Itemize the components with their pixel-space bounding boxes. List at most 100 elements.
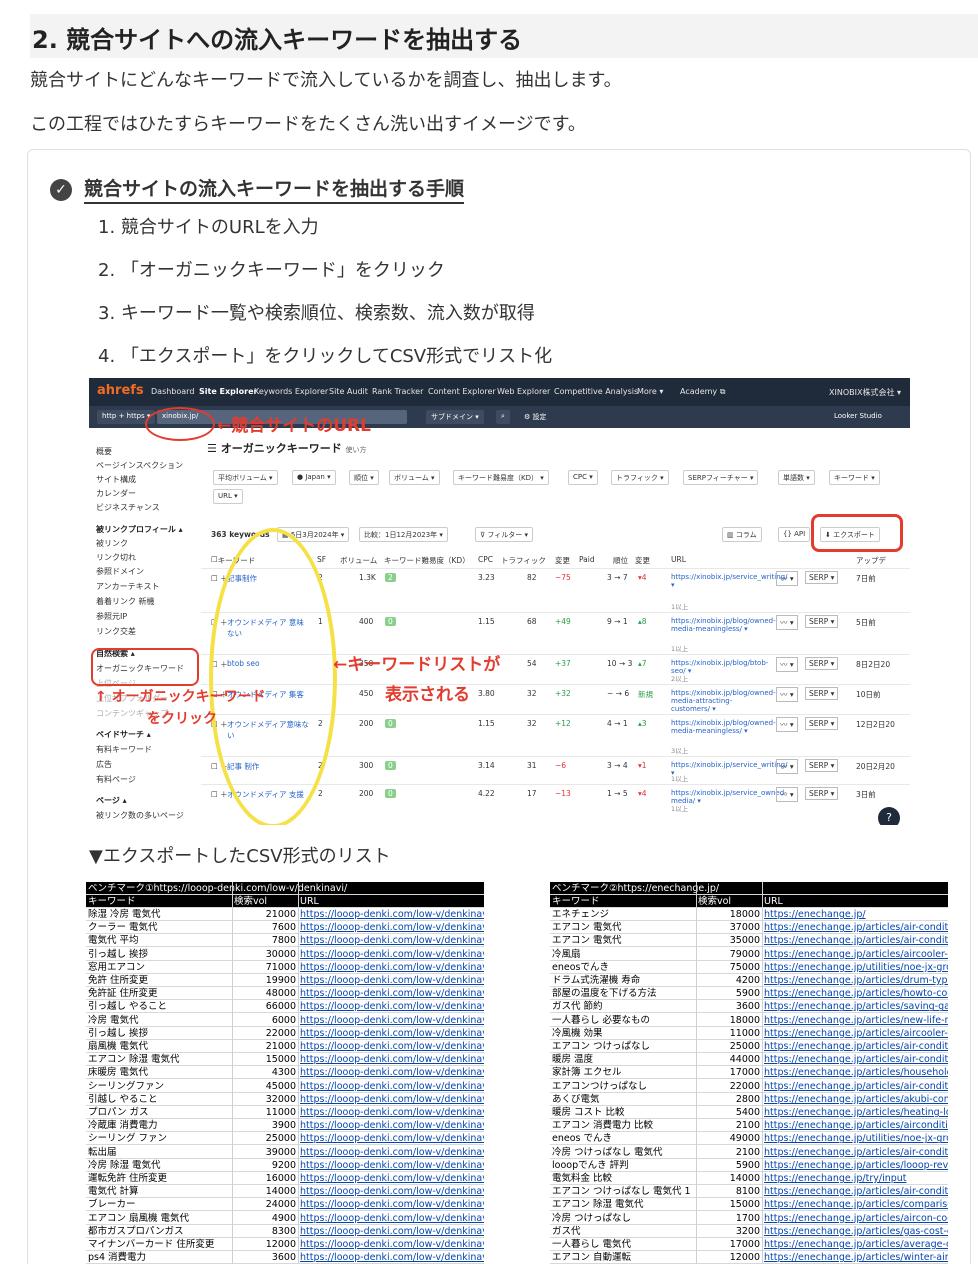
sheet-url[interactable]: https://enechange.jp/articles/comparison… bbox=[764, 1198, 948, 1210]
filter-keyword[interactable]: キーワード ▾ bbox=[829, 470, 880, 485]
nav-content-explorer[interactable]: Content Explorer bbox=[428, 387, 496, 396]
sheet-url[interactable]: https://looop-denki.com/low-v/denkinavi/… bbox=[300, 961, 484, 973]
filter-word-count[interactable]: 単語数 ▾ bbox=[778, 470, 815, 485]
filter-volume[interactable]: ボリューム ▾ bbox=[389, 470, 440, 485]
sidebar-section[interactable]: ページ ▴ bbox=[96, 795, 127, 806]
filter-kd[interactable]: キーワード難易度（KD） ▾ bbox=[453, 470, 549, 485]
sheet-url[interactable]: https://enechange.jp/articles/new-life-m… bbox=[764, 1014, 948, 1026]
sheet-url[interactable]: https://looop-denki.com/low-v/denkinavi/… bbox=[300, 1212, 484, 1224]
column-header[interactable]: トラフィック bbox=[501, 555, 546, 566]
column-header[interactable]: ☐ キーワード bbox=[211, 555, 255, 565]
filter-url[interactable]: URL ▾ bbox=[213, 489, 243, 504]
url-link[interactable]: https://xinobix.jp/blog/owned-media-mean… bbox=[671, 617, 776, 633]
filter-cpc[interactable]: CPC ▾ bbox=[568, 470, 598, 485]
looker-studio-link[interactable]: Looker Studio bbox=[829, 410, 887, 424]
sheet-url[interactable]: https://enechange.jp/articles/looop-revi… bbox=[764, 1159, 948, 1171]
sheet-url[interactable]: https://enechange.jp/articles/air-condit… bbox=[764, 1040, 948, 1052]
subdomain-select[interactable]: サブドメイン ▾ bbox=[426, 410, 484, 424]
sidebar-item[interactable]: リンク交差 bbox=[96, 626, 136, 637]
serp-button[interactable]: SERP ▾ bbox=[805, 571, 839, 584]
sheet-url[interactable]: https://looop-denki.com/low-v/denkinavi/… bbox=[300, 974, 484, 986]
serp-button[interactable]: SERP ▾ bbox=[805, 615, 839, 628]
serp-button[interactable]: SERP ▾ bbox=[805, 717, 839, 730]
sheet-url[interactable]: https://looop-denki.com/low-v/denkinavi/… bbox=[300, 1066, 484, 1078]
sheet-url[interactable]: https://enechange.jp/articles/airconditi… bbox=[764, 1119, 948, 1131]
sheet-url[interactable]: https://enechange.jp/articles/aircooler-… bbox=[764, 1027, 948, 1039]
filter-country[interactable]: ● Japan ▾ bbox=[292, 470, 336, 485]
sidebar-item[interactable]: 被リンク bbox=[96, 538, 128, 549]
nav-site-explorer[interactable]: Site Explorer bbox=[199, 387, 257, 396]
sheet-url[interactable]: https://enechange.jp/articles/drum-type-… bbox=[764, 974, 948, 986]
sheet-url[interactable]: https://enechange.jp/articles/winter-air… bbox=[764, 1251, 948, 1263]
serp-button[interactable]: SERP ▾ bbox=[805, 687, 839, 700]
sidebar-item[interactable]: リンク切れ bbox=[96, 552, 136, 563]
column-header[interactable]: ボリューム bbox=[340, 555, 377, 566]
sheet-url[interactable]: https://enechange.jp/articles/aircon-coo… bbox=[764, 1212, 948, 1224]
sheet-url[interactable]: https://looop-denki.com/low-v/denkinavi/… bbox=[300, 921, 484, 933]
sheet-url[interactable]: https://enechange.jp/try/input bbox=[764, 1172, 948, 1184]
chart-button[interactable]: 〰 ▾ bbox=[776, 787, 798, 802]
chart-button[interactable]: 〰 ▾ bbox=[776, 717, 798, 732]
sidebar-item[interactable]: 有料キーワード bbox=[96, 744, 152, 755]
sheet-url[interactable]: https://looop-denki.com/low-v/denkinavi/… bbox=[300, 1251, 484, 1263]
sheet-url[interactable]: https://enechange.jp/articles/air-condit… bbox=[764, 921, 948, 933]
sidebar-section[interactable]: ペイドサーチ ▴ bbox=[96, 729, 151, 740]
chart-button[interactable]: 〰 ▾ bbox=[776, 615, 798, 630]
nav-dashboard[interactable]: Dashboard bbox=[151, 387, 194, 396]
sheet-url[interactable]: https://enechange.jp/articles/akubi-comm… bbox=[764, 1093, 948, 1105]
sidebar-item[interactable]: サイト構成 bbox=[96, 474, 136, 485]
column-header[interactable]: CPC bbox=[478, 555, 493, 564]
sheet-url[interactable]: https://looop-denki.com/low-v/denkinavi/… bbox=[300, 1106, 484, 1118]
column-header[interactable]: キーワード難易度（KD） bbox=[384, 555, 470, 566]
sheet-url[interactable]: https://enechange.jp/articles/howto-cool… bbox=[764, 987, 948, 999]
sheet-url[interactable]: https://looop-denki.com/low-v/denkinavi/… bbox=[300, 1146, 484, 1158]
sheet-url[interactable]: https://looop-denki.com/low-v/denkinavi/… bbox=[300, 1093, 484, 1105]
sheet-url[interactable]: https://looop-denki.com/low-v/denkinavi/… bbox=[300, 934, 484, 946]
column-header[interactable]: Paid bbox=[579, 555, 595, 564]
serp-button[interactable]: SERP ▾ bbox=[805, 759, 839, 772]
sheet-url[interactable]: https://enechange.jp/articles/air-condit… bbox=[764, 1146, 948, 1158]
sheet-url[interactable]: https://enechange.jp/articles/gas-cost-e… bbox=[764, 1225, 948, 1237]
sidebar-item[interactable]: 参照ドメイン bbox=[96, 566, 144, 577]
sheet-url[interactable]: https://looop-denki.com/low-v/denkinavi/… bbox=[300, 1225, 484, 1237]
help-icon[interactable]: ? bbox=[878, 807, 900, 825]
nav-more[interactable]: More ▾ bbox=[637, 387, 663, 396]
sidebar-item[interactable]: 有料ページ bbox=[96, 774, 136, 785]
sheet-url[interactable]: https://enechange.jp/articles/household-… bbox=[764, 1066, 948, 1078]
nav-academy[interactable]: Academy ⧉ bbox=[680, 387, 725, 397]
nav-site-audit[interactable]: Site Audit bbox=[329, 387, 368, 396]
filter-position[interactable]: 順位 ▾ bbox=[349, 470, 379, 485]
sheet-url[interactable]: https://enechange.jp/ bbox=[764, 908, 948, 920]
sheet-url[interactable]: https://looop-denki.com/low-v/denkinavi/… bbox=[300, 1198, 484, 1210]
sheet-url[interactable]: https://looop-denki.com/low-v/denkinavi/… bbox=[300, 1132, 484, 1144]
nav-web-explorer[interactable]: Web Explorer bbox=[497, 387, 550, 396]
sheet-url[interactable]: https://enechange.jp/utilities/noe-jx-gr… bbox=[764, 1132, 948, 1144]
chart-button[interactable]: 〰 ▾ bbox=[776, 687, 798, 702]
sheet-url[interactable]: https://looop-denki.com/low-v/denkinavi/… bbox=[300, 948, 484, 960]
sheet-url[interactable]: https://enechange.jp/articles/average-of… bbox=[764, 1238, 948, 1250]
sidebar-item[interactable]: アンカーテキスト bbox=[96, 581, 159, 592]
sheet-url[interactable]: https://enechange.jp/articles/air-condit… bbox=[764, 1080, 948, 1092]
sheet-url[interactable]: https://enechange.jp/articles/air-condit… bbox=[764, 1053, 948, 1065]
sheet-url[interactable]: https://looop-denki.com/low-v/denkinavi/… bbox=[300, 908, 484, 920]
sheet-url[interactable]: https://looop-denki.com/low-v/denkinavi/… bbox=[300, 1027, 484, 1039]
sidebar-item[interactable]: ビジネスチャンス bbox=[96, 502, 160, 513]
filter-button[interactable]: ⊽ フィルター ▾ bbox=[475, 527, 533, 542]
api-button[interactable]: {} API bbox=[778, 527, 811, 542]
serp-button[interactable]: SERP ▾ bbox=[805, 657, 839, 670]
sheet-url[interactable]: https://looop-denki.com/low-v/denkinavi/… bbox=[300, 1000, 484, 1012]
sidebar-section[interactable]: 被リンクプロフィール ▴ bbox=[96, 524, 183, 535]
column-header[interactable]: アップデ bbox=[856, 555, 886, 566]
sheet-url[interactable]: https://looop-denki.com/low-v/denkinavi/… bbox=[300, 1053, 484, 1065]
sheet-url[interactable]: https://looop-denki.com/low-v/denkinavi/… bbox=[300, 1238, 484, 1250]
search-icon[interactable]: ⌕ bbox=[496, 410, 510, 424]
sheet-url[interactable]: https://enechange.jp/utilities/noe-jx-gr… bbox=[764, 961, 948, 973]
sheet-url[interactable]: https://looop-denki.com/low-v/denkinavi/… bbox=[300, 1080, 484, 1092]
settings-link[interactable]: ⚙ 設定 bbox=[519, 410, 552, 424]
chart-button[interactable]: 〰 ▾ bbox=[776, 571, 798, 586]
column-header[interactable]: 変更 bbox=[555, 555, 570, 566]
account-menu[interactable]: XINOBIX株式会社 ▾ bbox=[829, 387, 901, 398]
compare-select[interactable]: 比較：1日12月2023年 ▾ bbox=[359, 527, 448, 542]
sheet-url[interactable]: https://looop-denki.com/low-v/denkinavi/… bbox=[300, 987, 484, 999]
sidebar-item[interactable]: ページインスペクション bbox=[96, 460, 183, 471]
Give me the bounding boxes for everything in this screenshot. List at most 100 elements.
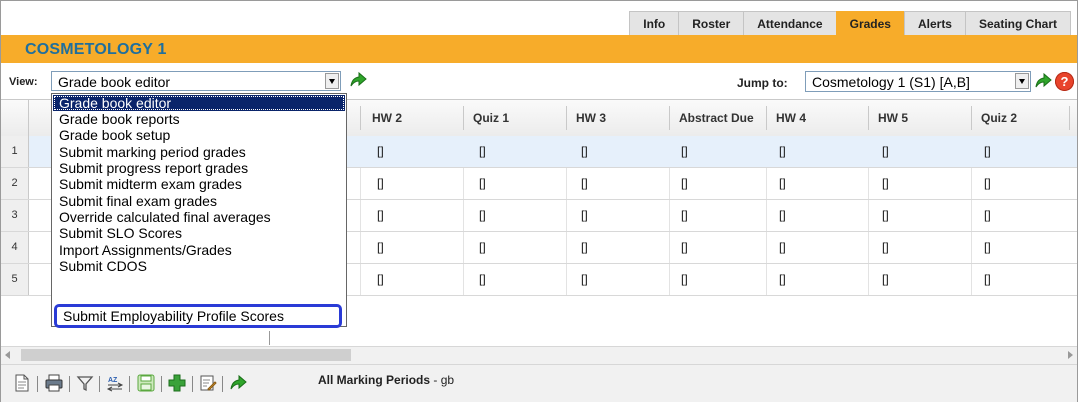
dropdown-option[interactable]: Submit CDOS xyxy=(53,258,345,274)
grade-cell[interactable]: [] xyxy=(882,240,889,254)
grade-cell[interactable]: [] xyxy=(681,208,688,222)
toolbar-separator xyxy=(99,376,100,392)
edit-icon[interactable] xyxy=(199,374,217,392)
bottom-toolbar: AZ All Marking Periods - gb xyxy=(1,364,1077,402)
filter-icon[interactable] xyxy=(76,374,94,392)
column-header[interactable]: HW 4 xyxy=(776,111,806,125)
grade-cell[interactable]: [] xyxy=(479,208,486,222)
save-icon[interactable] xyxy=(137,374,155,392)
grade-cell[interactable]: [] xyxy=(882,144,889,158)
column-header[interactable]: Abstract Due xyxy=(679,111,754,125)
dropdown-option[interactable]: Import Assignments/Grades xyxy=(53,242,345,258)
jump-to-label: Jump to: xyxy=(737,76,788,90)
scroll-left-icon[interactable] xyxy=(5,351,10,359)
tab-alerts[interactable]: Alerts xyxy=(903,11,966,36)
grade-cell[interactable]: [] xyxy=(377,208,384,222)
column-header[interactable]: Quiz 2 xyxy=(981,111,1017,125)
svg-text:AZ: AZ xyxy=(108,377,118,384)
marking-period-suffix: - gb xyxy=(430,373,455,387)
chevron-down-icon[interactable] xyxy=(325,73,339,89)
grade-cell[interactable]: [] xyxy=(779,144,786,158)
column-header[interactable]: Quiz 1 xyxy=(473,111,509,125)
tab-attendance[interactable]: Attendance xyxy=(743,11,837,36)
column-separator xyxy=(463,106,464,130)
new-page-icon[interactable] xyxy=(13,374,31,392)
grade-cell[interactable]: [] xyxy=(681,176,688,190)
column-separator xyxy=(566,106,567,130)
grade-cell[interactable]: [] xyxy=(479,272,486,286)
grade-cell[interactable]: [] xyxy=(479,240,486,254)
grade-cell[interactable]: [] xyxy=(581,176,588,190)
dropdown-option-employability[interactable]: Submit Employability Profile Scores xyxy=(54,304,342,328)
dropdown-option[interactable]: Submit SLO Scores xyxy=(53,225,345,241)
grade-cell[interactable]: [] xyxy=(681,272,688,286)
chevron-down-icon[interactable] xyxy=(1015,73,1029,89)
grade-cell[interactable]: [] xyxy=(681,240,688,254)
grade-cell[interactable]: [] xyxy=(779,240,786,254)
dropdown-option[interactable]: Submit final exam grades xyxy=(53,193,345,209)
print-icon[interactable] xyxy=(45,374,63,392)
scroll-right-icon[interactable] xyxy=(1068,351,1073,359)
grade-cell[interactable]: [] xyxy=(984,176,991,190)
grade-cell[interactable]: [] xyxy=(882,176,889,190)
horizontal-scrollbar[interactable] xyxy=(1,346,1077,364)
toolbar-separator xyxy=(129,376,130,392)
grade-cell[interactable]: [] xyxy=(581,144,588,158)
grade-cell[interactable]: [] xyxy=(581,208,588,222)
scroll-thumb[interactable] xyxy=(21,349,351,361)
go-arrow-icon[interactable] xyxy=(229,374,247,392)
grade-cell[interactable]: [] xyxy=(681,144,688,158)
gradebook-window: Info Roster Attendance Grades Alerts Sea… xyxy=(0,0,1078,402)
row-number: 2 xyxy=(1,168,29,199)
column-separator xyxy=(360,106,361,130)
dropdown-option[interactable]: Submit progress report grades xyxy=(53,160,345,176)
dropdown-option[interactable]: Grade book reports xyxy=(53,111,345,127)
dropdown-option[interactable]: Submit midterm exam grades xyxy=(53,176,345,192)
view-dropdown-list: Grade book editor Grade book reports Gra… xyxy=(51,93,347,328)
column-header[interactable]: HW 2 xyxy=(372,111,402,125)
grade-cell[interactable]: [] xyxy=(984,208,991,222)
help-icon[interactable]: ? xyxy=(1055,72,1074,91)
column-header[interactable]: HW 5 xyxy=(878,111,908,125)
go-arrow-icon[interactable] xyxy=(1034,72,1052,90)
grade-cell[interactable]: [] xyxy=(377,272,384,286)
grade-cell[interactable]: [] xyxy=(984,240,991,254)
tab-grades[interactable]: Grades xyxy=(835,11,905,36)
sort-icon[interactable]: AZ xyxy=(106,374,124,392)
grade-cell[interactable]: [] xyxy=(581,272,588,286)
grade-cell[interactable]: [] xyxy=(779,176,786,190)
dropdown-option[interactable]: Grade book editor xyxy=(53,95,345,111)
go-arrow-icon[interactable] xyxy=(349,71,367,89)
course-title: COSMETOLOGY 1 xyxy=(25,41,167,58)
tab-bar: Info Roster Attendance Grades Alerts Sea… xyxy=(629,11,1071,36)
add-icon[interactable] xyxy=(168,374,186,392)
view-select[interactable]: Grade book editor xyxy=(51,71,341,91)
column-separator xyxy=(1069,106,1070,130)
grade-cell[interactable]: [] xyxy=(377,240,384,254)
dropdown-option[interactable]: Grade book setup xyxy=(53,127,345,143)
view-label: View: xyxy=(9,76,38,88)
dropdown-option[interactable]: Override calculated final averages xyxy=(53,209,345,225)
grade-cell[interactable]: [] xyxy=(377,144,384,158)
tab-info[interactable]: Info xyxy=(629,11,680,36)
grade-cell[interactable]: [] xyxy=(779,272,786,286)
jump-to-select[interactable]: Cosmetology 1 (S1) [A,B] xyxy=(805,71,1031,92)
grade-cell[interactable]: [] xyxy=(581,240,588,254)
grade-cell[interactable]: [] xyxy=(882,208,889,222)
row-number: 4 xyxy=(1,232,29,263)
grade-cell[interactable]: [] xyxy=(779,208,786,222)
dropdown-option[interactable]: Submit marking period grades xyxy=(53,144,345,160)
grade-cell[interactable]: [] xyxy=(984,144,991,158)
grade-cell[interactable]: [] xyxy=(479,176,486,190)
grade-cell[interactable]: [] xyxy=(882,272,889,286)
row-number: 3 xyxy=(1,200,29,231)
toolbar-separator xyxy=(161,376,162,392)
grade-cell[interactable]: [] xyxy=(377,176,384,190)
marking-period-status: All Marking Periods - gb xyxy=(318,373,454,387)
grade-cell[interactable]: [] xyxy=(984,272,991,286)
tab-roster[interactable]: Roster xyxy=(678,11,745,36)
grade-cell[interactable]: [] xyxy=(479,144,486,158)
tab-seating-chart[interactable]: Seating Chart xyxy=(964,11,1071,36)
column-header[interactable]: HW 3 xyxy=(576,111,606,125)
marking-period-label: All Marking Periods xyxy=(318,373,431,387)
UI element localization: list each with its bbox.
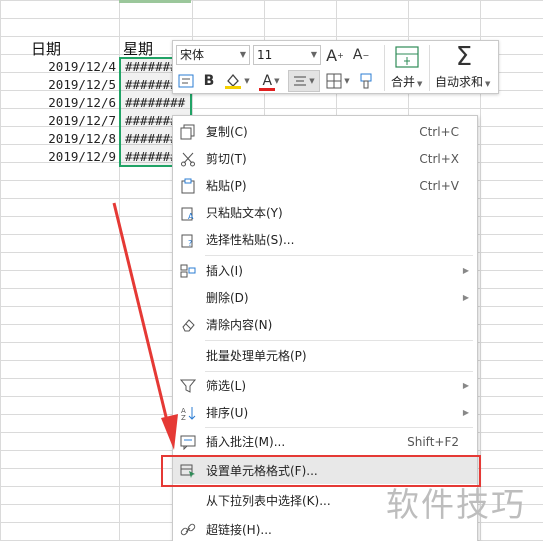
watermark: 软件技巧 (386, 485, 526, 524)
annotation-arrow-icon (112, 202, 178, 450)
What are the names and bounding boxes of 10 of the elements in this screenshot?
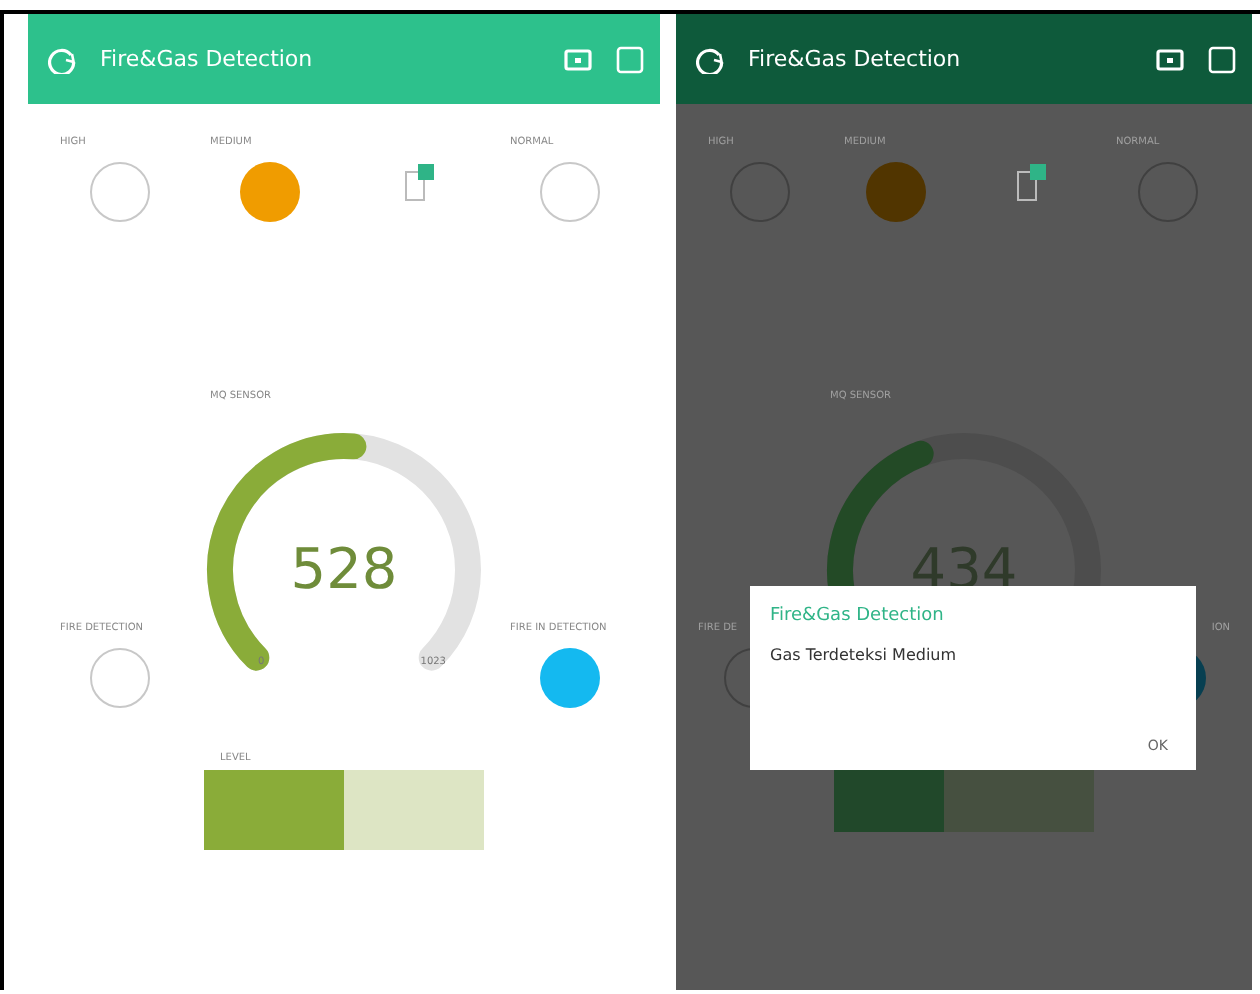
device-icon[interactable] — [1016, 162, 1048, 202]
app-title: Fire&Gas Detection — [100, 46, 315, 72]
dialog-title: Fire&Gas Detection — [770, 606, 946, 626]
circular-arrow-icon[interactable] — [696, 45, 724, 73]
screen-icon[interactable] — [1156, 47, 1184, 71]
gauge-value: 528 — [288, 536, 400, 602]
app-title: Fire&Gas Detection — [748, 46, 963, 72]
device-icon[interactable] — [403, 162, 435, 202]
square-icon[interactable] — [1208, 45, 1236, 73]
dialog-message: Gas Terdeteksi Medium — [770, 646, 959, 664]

■ DIRECTIVE
Pull out each line of the listing above that contains the string "separator". Case counts.

■ REPLY
toolbar-separator xyxy=(99,376,100,392)
column-separator xyxy=(463,106,464,130)
column-separator xyxy=(566,106,567,130)
toolbar-separator xyxy=(129,376,130,392)
column-separator xyxy=(360,106,361,130)
column-separator xyxy=(1069,106,1070,130)
toolbar-separator xyxy=(161,376,162,392)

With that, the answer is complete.